▸ Job: Copy out every line that contains the word "νομίζειν".

** BEGIN Given records **

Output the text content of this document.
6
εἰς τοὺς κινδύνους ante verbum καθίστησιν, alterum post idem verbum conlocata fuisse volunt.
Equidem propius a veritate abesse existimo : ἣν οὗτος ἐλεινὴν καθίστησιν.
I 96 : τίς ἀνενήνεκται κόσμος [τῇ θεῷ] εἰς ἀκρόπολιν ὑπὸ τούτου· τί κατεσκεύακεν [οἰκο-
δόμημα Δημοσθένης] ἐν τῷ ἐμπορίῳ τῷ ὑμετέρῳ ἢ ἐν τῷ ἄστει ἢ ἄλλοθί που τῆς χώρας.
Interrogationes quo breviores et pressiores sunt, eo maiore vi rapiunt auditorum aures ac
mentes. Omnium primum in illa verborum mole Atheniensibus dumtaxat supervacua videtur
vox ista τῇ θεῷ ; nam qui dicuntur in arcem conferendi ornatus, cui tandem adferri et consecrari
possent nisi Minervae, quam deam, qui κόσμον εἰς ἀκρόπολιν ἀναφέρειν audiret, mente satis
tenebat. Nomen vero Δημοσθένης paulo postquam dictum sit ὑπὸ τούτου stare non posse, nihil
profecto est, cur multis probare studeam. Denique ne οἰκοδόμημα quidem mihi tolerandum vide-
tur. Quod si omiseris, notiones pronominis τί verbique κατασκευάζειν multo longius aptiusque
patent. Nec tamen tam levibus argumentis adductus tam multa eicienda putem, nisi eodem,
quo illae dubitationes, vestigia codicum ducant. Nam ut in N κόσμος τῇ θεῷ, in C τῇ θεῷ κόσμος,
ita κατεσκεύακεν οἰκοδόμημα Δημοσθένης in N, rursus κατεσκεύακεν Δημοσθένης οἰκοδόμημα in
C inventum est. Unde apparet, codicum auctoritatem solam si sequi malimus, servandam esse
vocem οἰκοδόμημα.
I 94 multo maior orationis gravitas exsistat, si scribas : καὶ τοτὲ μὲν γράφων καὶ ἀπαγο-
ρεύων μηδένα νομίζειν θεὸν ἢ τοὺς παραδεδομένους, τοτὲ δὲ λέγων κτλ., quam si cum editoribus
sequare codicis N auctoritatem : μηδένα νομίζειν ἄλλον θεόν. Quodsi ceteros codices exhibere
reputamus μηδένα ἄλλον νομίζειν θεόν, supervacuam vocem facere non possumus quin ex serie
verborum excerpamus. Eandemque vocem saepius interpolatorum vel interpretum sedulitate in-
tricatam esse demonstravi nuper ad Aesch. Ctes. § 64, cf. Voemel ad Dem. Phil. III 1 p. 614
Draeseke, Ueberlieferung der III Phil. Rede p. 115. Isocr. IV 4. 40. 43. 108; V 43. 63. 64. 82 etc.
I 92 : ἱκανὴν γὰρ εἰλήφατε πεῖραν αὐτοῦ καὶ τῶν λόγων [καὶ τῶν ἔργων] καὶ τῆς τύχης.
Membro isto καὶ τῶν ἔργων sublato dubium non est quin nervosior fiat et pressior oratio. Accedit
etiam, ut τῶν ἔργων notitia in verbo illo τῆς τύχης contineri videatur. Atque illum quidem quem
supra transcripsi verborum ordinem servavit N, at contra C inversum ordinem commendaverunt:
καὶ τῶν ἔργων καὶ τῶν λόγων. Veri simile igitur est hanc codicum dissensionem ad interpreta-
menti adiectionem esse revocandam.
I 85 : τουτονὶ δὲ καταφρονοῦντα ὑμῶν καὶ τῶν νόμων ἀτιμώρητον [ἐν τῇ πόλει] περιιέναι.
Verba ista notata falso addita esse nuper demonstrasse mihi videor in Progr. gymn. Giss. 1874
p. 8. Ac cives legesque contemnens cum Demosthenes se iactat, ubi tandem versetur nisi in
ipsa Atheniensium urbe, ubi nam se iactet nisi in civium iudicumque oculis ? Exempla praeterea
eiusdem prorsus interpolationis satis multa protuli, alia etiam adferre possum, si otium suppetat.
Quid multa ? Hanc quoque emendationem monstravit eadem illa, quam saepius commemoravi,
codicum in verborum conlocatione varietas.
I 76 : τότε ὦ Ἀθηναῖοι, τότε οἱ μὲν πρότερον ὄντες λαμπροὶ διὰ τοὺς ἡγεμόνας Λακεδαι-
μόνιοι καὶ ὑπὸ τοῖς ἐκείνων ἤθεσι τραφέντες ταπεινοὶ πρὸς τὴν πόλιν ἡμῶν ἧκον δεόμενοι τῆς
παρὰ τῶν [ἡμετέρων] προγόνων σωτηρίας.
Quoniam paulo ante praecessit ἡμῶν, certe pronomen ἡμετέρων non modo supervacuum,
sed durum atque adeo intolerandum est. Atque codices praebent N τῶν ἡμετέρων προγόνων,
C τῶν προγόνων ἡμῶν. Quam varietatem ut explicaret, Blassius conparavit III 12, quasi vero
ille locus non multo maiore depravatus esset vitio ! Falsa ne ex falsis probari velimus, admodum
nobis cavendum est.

** END Given records **

▸ Completed task:
ρεύων μηδένα νομίζειν θεὸν ἢ τοὺς παραδεδομένους, τοτὲ δὲ λέγων κτλ., quam si cum editoribus
sequare codicis N auctoritatem : μηδένα νομίζειν ἄλλον θεόν. Quodsi ceteros codices exhibere
reputamus μηδένα ἄλλον νομίζειν θεόν, supervacuam vocem facere non possumus quin ex serie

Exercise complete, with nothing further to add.